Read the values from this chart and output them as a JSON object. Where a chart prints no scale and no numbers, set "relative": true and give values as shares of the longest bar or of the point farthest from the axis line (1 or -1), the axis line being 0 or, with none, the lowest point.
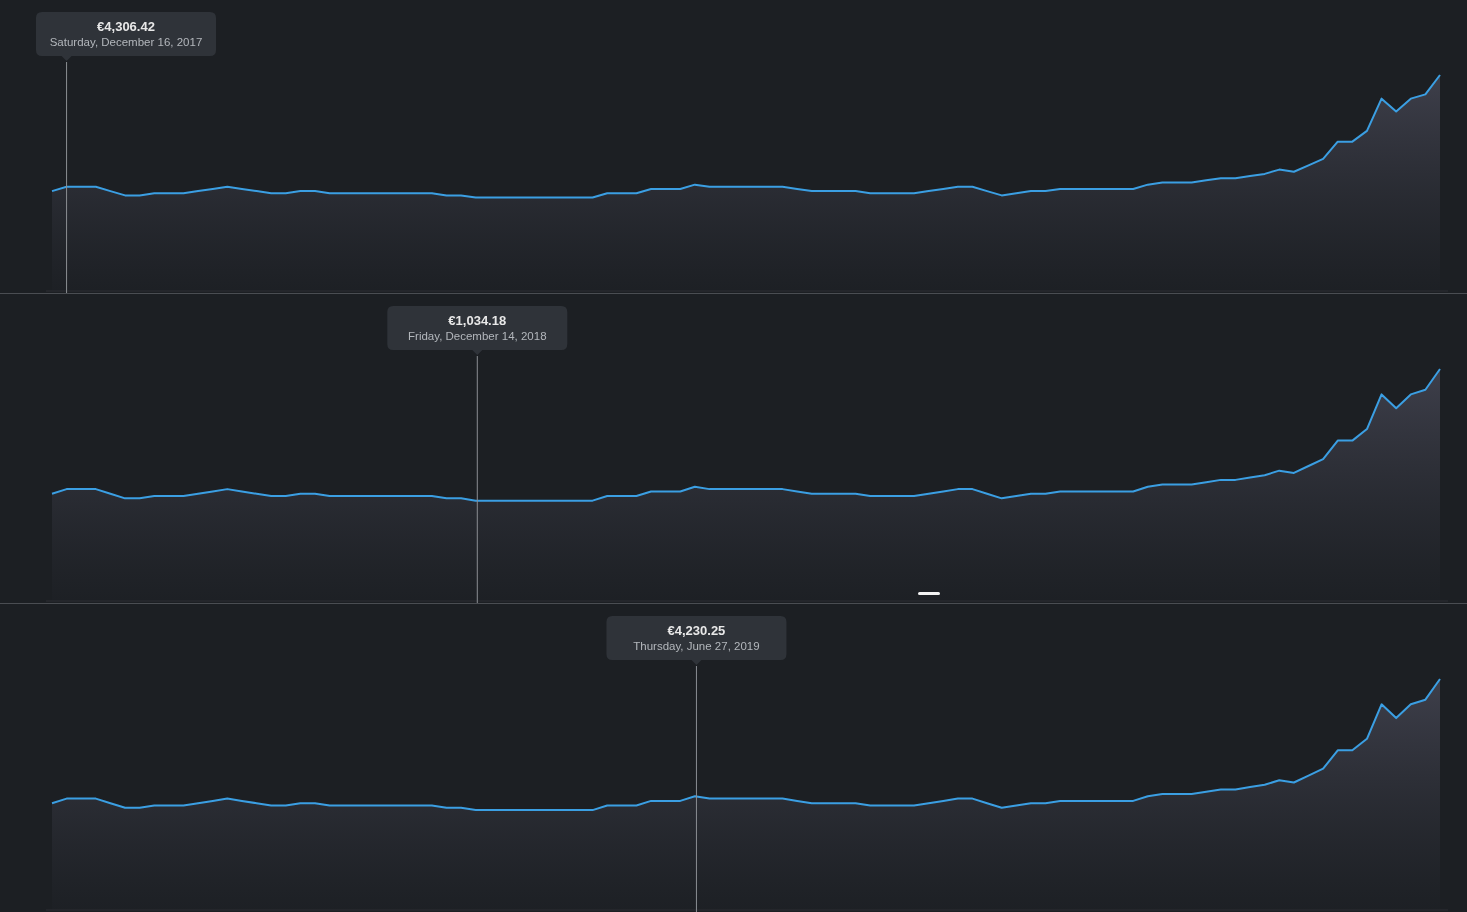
{
  "chart_data": [
    {
      "type": "area",
      "relative": true,
      "categories": [
        null,
        null,
        null,
        null,
        null,
        null,
        null,
        null,
        null,
        null,
        null,
        null,
        null,
        null,
        null,
        null,
        null,
        null,
        null,
        null,
        null,
        null,
        null,
        null,
        null,
        null,
        null,
        null,
        null,
        null,
        null,
        null,
        null,
        null,
        null,
        null,
        null,
        null,
        null,
        null,
        null,
        null,
        null,
        null,
        null,
        null,
        null,
        null,
        null,
        null,
        null,
        null,
        null,
        null,
        null,
        null,
        null,
        null,
        null,
        null,
        null,
        null,
        null,
        null,
        null,
        null,
        null,
        null,
        null,
        null,
        null,
        null,
        null,
        null,
        null,
        null,
        null,
        null,
        null,
        null,
        null,
        null,
        null,
        null,
        null,
        null,
        null,
        null,
        null,
        null,
        null,
        null,
        null,
        null,
        null,
        null
      ],
      "series": [
        {
          "color": "#3b9fe3",
          "values": [
            0.46,
            0.48,
            0.48,
            0.48,
            0.46,
            0.44,
            0.44,
            0.45,
            0.45,
            0.45,
            0.46,
            0.47,
            0.48,
            0.47,
            0.46,
            0.45,
            0.45,
            0.46,
            0.46,
            0.45,
            0.45,
            0.45,
            0.45,
            0.45,
            0.45,
            0.45,
            0.45,
            0.44,
            0.44,
            0.43,
            0.43,
            0.43,
            0.43,
            0.43,
            0.43,
            0.43,
            0.43,
            0.43,
            0.45,
            0.45,
            0.45,
            0.47,
            0.47,
            0.47,
            0.49,
            0.48,
            0.48,
            0.48,
            0.48,
            0.48,
            0.48,
            0.47,
            0.46,
            0.46,
            0.46,
            0.46,
            0.45,
            0.45,
            0.45,
            0.45,
            0.46,
            0.47,
            0.48,
            0.48,
            0.46,
            0.44,
            0.45,
            0.46,
            0.46,
            0.47,
            0.47,
            0.47,
            0.47,
            0.47,
            0.47,
            0.49,
            0.5,
            0.5,
            0.5,
            0.51,
            0.52,
            0.52,
            0.53,
            0.54,
            0.56,
            0.55,
            0.58,
            0.61,
            0.69,
            0.69,
            0.74,
            0.89,
            0.83,
            0.89,
            0.91,
            1
          ]
        }
      ],
      "annotations": [
        "€4,306.42",
        "Saturday, December 16, 2017"
      ]
    },
    {
      "type": "area",
      "relative": true,
      "categories": [
        null,
        null,
        null,
        null,
        null,
        null,
        null,
        null,
        null,
        null,
        null,
        null,
        null,
        null,
        null,
        null,
        null,
        null,
        null,
        null,
        null,
        null,
        null,
        null,
        null,
        null,
        null,
        null,
        null,
        null,
        null,
        null,
        null,
        null,
        null,
        null,
        null,
        null,
        null,
        null,
        null,
        null,
        null,
        null,
        null,
        null,
        null,
        null,
        null,
        null,
        null,
        null,
        null,
        null,
        null,
        null,
        null,
        null,
        null,
        null,
        null,
        null,
        null,
        null,
        null,
        null,
        null,
        null,
        null,
        null,
        null,
        null,
        null,
        null,
        null,
        null,
        null,
        null,
        null,
        null,
        null,
        null,
        null,
        null,
        null,
        null,
        null,
        null,
        null,
        null,
        null,
        null,
        null,
        null,
        null,
        null
      ],
      "series": [
        {
          "color": "#3b9fe3",
          "values": [
            0.46,
            0.48,
            0.48,
            0.48,
            0.46,
            0.44,
            0.44,
            0.45,
            0.45,
            0.45,
            0.46,
            0.47,
            0.48,
            0.47,
            0.46,
            0.45,
            0.45,
            0.46,
            0.46,
            0.45,
            0.45,
            0.45,
            0.45,
            0.45,
            0.45,
            0.45,
            0.45,
            0.44,
            0.44,
            0.43,
            0.43,
            0.43,
            0.43,
            0.43,
            0.43,
            0.43,
            0.43,
            0.43,
            0.45,
            0.45,
            0.45,
            0.47,
            0.47,
            0.47,
            0.49,
            0.48,
            0.48,
            0.48,
            0.48,
            0.48,
            0.48,
            0.47,
            0.46,
            0.46,
            0.46,
            0.46,
            0.45,
            0.45,
            0.45,
            0.45,
            0.46,
            0.47,
            0.48,
            0.48,
            0.46,
            0.44,
            0.45,
            0.46,
            0.46,
            0.47,
            0.47,
            0.47,
            0.47,
            0.47,
            0.47,
            0.49,
            0.5,
            0.5,
            0.5,
            0.51,
            0.52,
            0.52,
            0.53,
            0.54,
            0.56,
            0.55,
            0.58,
            0.61,
            0.69,
            0.69,
            0.74,
            0.89,
            0.83,
            0.89,
            0.91,
            1
          ]
        }
      ],
      "annotations": [
        "€1,034.18",
        "Friday, December 14, 2018"
      ]
    },
    {
      "type": "area",
      "relative": true,
      "categories": [
        null,
        null,
        null,
        null,
        null,
        null,
        null,
        null,
        null,
        null,
        null,
        null,
        null,
        null,
        null,
        null,
        null,
        null,
        null,
        null,
        null,
        null,
        null,
        null,
        null,
        null,
        null,
        null,
        null,
        null,
        null,
        null,
        null,
        null,
        null,
        null,
        null,
        null,
        null,
        null,
        null,
        null,
        null,
        null,
        null,
        null,
        null,
        null,
        null,
        null,
        null,
        null,
        null,
        null,
        null,
        null,
        null,
        null,
        null,
        null,
        null,
        null,
        null,
        null,
        null,
        null,
        null,
        null,
        null,
        null,
        null,
        null,
        null,
        null,
        null,
        null,
        null,
        null,
        null,
        null,
        null,
        null,
        null,
        null,
        null,
        null,
        null,
        null,
        null,
        null,
        null,
        null,
        null,
        null,
        null,
        null
      ],
      "series": [
        {
          "color": "#3b9fe3",
          "values": [
            0.46,
            0.48,
            0.48,
            0.48,
            0.46,
            0.44,
            0.44,
            0.45,
            0.45,
            0.45,
            0.46,
            0.47,
            0.48,
            0.47,
            0.46,
            0.45,
            0.45,
            0.46,
            0.46,
            0.45,
            0.45,
            0.45,
            0.45,
            0.45,
            0.45,
            0.45,
            0.45,
            0.44,
            0.44,
            0.43,
            0.43,
            0.43,
            0.43,
            0.43,
            0.43,
            0.43,
            0.43,
            0.43,
            0.45,
            0.45,
            0.45,
            0.47,
            0.47,
            0.47,
            0.49,
            0.48,
            0.48,
            0.48,
            0.48,
            0.48,
            0.48,
            0.47,
            0.46,
            0.46,
            0.46,
            0.46,
            0.45,
            0.45,
            0.45,
            0.45,
            0.46,
            0.47,
            0.48,
            0.48,
            0.46,
            0.44,
            0.45,
            0.46,
            0.46,
            0.47,
            0.47,
            0.47,
            0.47,
            0.47,
            0.47,
            0.49,
            0.5,
            0.5,
            0.5,
            0.51,
            0.52,
            0.52,
            0.53,
            0.54,
            0.56,
            0.55,
            0.58,
            0.61,
            0.69,
            0.69,
            0.74,
            0.89,
            0.83,
            0.89,
            0.91,
            1
          ]
        }
      ],
      "annotations": [
        "€4,230.25",
        "Thursday, June 27, 2019"
      ]
    }
  ]
}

----

# [REQUIRED TASK]
Make a copy of each line that contains the string "December".

# [EXPECTED OUTPUT]
        "Saturday, December 16, 2017"
        "Friday, December 14, 2018"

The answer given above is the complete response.